What you are asked to do: Give only the number of lines that hold the word "JSON".

** Start **

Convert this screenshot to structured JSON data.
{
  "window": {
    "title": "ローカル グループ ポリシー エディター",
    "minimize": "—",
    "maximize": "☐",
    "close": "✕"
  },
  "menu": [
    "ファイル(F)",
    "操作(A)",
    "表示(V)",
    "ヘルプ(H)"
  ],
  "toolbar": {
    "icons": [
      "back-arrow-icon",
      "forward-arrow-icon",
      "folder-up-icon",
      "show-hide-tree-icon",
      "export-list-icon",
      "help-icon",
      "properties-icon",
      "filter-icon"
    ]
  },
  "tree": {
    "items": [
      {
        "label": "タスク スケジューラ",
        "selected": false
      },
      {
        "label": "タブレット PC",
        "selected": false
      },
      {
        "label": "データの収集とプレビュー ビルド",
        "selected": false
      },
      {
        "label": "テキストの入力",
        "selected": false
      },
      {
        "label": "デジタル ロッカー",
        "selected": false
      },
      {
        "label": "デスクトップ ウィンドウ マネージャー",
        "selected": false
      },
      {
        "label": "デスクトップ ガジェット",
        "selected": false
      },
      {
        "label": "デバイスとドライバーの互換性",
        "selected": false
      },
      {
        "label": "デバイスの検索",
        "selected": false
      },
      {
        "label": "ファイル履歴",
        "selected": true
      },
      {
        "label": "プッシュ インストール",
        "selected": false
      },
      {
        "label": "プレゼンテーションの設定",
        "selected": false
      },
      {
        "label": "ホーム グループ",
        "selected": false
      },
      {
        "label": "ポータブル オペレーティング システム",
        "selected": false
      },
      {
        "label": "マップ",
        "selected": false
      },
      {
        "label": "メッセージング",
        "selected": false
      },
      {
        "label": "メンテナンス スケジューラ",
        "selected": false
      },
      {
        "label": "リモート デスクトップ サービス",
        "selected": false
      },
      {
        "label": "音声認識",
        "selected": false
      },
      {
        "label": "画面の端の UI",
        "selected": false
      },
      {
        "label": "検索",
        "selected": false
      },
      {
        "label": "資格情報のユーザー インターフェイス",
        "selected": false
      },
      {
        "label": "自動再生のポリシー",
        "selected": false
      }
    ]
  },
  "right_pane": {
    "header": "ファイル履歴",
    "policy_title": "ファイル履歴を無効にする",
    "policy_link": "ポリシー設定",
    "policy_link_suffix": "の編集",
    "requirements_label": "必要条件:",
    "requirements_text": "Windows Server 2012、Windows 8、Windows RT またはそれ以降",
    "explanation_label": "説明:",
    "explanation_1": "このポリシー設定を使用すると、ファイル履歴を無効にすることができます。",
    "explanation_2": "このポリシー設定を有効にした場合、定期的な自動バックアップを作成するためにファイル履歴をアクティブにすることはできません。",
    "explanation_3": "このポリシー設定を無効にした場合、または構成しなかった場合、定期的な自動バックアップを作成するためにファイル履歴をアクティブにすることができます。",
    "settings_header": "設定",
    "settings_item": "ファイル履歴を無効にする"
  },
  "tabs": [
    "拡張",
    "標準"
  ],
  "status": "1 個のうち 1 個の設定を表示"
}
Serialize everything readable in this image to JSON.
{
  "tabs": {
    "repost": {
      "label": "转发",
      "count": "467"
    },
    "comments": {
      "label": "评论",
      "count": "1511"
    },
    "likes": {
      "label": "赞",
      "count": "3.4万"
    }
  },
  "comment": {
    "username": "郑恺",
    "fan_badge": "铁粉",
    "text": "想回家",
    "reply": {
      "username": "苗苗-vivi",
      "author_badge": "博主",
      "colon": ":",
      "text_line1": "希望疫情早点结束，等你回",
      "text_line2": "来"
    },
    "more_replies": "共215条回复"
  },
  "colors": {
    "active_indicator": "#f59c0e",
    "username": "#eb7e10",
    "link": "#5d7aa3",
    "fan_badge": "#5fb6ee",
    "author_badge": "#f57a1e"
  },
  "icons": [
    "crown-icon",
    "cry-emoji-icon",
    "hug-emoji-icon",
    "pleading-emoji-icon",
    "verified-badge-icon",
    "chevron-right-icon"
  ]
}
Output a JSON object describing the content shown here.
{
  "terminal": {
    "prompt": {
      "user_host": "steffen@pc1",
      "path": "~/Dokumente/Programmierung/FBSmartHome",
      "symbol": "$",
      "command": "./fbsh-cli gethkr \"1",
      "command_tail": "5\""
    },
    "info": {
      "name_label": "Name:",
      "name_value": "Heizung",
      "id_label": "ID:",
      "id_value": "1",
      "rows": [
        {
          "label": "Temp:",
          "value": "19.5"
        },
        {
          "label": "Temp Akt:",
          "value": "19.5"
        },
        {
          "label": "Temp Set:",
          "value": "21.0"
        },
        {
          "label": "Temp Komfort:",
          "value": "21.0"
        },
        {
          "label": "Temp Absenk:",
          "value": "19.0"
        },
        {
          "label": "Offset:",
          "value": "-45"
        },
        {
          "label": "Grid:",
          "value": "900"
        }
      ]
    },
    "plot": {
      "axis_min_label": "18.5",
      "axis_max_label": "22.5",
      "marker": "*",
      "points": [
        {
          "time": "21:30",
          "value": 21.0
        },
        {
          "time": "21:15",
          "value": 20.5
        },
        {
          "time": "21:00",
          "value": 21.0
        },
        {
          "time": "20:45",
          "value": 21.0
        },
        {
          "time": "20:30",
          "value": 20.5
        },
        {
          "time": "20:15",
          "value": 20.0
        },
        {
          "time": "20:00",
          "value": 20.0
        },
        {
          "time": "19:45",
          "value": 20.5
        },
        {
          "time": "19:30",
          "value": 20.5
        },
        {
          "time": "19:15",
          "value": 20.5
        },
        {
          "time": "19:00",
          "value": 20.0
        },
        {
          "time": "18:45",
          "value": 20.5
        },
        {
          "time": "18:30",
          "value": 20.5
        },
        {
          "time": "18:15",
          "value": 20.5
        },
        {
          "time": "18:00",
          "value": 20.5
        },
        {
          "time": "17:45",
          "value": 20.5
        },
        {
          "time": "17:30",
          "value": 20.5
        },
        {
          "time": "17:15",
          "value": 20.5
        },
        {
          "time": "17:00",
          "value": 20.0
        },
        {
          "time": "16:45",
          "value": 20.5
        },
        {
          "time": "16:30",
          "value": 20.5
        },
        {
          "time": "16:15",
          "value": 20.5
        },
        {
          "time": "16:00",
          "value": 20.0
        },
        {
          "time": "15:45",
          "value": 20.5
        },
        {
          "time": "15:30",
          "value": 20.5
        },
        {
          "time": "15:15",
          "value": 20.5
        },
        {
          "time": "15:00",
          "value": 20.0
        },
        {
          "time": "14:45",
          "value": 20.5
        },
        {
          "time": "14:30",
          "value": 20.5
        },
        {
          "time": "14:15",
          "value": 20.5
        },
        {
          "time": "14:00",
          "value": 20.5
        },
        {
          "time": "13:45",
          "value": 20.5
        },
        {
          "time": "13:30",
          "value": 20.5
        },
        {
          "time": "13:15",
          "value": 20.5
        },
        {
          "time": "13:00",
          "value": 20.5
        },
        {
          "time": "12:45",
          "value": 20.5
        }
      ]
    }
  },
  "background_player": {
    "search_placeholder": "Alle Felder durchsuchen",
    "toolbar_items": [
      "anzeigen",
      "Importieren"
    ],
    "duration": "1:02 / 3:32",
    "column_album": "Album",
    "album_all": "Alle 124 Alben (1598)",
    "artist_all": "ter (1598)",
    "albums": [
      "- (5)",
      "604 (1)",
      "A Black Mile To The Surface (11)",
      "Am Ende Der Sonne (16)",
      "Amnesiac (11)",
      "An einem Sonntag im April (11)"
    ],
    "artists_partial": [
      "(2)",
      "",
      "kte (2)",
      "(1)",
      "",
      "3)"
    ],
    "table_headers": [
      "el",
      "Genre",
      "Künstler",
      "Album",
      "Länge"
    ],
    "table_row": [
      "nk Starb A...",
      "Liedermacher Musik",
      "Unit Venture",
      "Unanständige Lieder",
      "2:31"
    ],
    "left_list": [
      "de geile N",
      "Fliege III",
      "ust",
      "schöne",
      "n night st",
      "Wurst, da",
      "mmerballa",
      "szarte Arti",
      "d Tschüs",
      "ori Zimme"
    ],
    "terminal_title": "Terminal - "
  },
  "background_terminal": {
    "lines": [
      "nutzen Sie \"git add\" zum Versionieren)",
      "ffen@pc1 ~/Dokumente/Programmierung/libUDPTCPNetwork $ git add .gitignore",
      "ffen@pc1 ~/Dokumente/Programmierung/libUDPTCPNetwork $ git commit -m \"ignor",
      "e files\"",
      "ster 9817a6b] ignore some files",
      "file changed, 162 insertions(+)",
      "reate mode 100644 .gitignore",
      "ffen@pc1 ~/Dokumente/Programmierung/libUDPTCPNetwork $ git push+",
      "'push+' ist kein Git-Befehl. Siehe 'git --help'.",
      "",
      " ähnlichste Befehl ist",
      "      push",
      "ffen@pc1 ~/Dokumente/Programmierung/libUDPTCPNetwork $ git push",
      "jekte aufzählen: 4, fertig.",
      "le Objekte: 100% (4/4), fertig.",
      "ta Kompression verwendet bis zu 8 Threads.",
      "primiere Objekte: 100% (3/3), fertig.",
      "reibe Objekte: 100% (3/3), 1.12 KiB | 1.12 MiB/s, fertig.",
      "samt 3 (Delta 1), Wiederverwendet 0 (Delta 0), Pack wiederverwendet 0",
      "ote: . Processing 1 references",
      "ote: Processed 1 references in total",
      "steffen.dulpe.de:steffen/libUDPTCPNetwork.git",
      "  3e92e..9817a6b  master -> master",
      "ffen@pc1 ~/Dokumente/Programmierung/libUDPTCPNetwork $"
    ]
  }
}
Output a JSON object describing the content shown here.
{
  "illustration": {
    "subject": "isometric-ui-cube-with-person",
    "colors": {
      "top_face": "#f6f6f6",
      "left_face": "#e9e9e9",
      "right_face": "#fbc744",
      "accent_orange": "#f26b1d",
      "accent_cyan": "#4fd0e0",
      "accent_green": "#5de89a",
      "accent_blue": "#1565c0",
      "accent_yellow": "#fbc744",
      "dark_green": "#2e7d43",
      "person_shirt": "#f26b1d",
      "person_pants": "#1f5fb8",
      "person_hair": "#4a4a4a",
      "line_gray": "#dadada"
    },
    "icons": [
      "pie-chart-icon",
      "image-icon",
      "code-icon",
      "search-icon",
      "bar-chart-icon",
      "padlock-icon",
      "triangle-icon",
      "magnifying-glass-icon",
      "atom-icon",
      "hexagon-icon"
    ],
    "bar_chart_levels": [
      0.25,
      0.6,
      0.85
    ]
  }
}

** End **

Reply to the exercise: 4